WHAT YOU NEED TO DO: Count the lines of the records below that contain the string "forward", treating uppercase and lowercase letters as different, and reply with only the number.
* * * * * * * * *
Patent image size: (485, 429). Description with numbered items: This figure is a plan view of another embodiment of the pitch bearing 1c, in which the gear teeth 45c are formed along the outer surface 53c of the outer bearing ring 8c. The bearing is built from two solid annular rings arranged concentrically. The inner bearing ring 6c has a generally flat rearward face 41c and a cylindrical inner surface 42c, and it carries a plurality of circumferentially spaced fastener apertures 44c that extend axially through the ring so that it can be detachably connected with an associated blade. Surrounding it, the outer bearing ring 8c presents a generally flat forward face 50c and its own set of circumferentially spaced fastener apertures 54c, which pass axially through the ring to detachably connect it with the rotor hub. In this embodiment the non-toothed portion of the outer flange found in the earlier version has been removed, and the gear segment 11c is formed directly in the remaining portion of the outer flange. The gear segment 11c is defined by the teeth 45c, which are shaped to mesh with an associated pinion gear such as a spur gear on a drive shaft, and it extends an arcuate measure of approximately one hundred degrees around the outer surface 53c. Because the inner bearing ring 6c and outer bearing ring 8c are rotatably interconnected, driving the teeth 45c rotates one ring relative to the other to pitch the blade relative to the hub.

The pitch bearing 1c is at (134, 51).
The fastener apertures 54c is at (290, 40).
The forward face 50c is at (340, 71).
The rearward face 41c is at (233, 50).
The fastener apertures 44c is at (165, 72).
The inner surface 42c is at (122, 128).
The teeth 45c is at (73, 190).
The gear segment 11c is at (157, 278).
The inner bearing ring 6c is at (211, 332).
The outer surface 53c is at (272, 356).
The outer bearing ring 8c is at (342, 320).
* * * * * * * * *
WRITTEN RESPONSE: 2